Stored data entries

- - - - -

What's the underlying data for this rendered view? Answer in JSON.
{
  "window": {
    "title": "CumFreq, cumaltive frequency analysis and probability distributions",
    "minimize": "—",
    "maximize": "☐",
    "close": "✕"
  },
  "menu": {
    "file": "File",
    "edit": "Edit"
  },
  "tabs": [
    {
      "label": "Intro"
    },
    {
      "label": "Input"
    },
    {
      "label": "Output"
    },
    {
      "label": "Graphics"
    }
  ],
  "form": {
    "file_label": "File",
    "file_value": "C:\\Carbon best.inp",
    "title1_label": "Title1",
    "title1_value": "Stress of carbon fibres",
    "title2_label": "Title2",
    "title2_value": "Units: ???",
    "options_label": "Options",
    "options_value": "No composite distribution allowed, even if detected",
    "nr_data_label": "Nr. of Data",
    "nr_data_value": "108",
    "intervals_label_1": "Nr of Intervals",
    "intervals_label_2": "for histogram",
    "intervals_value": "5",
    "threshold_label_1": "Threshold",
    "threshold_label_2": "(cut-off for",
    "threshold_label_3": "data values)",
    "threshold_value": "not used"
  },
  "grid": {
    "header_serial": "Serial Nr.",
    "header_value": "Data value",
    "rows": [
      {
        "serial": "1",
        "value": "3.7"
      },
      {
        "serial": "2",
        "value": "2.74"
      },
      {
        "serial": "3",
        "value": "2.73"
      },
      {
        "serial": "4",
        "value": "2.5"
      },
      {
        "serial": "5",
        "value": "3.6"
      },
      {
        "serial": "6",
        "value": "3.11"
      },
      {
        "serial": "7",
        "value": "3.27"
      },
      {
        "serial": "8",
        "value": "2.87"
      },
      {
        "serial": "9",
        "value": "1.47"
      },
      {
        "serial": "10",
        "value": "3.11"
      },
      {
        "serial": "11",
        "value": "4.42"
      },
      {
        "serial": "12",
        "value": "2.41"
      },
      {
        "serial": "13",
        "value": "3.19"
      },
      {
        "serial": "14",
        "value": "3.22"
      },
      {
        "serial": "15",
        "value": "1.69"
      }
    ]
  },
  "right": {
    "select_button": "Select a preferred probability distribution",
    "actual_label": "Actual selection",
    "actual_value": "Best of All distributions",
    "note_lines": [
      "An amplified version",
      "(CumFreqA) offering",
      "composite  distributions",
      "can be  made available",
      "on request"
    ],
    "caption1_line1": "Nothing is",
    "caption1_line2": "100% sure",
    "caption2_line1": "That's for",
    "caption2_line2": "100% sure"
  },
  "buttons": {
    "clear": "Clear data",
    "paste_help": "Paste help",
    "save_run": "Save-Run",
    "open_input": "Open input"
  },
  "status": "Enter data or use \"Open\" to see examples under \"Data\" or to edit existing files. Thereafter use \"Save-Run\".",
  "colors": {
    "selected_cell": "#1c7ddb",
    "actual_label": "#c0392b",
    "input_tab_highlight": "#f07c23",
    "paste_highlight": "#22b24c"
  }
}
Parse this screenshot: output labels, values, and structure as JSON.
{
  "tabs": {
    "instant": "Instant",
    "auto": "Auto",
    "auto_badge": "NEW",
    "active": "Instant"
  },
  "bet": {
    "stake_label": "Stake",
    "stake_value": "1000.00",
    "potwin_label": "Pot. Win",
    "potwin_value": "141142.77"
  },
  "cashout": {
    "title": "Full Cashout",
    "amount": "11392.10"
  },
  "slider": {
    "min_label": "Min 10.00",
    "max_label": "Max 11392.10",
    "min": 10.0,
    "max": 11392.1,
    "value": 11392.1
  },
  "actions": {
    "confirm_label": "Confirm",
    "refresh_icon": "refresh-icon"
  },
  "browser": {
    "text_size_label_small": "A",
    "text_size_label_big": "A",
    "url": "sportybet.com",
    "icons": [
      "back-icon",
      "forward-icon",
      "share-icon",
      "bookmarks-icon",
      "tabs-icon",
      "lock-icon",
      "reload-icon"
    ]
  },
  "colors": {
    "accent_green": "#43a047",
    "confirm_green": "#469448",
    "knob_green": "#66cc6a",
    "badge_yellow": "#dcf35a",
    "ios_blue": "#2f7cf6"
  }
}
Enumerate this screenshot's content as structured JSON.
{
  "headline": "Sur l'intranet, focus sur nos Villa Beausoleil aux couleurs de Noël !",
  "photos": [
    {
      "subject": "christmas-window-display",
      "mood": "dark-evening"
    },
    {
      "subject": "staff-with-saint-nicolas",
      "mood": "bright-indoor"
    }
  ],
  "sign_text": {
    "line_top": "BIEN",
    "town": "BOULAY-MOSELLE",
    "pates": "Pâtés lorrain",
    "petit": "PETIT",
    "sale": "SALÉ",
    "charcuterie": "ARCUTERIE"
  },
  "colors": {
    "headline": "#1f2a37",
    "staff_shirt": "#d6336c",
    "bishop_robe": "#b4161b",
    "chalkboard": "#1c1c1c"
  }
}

- - - - -

» **Work to do**
Write out every entry verbatim.

» **Task solution**
What's the underlying data for this rendered view? Answer in JSON.
{
  "window": {
    "title": "CumFreq, cumaltive frequency analysis and probability distributions",
    "minimize": "—",
    "maximize": "☐",
    "close": "✕"
  },
  "menu": {
    "file": "File",
    "edit": "Edit"
  },
  "tabs": [
    {
      "label": "Intro"
    },
    {
      "label": "Input"
    },
    {
      "label": "Output"
    },
    {
      "label": "Graphics"
    }
  ],
  "form": {
    "file_label": "File",
    "file_value": "C:\\Carbon best.inp",
    "title1_label": "Title1",
    "title1_value": "Stress of carbon fibres",
    "title2_label": "Title2",
    "title2_value": "Units: ???",
    "options_label": "Options",
    "options_value": "No composite distribution allowed, even if detected",
    "nr_data_label": "Nr. of Data",
    "nr_data_value": "108",
    "intervals_label_1": "Nr of Intervals",
    "intervals_label_2": "for histogram",
    "intervals_value": "5",
    "threshold_label_1": "Threshold",
    "threshold_label_2": "(cut-off for",
    "threshold_label_3": "data values)",
    "threshold_value": "not used"
  },
  "grid": {
    "header_serial": "Serial Nr.",
    "header_value": "Data value",
    "rows": [
      {
        "serial": "1",
        "value": "3.7"
      },
      {
        "serial": "2",
        "value": "2.74"
      },
      {
        "serial": "3",
        "value": "2.73"
      },
      {
        "serial": "4",
        "value": "2.5"
      },
      {
        "serial": "5",
        "value": "3.6"
      },
      {
        "serial": "6",
        "value": "3.11"
      },
      {
        "serial": "7",
        "value": "3.27"
      },
      {
        "serial": "8",
        "value": "2.87"
      },
      {
        "serial": "9",
        "value": "1.47"
      },
      {
        "serial": "10",
        "value": "3.11"
      },
      {
        "serial": "11",
        "value": "4.42"
      },
      {
        "serial": "12",
        "value": "2.41"
      },
      {
        "serial": "13",
        "value": "3.19"
      },
      {
        "serial": "14",
        "value": "3.22"
      },
      {
        "serial": "15",
        "value": "1.69"
      }
    ]
  },
  "right": {
    "select_button": "Select a preferred probability distribution",
    "actual_label": "Actual selection",
    "actual_value": "Best of All distributions",
    "note_lines": [
      "An amplified version",
      "(CumFreqA) offering",
      "composite  distributions",
      "can be  made available",
      "on request"
    ],
    "caption1_line1": "Nothing is",
    "caption1_line2": "100% sure",
    "caption2_line1": "That's for",
    "caption2_line2": "100% sure"
  },
  "buttons": {
    "clear": "Clear data",
    "paste_help": "Paste help",
    "save_run": "Save-Run",
    "open_input": "Open input"
  },
  "status": "Enter data or use \"Open\" to see examples under \"Data\" or to edit existing files. Thereafter use \"Save-Run\".",
  "colors": {
    "selected_cell": "#1c7ddb",
    "actual_label": "#c0392b",
    "input_tab_highlight": "#f07c23",
    "paste_highlight": "#22b24c"
  }
}
Parse this screenshot: output labels, values, and structure as JSON.
{
  "tabs": {
    "instant": "Instant",
    "auto": "Auto",
    "auto_badge": "NEW",
    "active": "Instant"
  },
  "bet": {
    "stake_label": "Stake",
    "stake_value": "1000.00",
    "potwin_label": "Pot. Win",
    "potwin_value": "141142.77"
  },
  "cashout": {
    "title": "Full Cashout",
    "amount": "11392.10"
  },
  "slider": {
    "min_label": "Min 10.00",
    "max_label": "Max 11392.10",
    "min": 10.0,
    "max": 11392.1,
    "value": 11392.1
  },
  "actions": {
    "confirm_label": "Confirm",
    "refresh_icon": "refresh-icon"
  },
  "browser": {
    "text_size_label_small": "A",
    "text_size_label_big": "A",
    "url": "sportybet.com",
    "icons": [
      "back-icon",
      "forward-icon",
      "share-icon",
      "bookmarks-icon",
      "tabs-icon",
      "lock-icon",
      "reload-icon"
    ]
  },
  "colors": {
    "accent_green": "#43a047",
    "confirm_green": "#469448",
    "knob_green": "#66cc6a",
    "badge_yellow": "#dcf35a",
    "ios_blue": "#2f7cf6"
  }
}
Enumerate this screenshot's content as structured JSON.
{
  "headline": "Sur l'intranet, focus sur nos Villa Beausoleil aux couleurs de Noël !",
  "photos": [
    {
      "subject": "christmas-window-display",
      "mood": "dark-evening"
    },
    {
      "subject": "staff-with-saint-nicolas",
      "mood": "bright-indoor"
    }
  ],
  "sign_text": {
    "line_top": "BIEN",
    "town": "BOULAY-MOSELLE",
    "pates": "Pâtés lorrain",
    "petit": "PETIT",
    "sale": "SALÉ",
    "charcuterie": "ARCUTERIE"
  },
  "colors": {
    "headline": "#1f2a37",
    "staff_shirt": "#d6336c",
    "bishop_robe": "#b4161b",
    "chalkboard": "#1c1c1c"
  }
}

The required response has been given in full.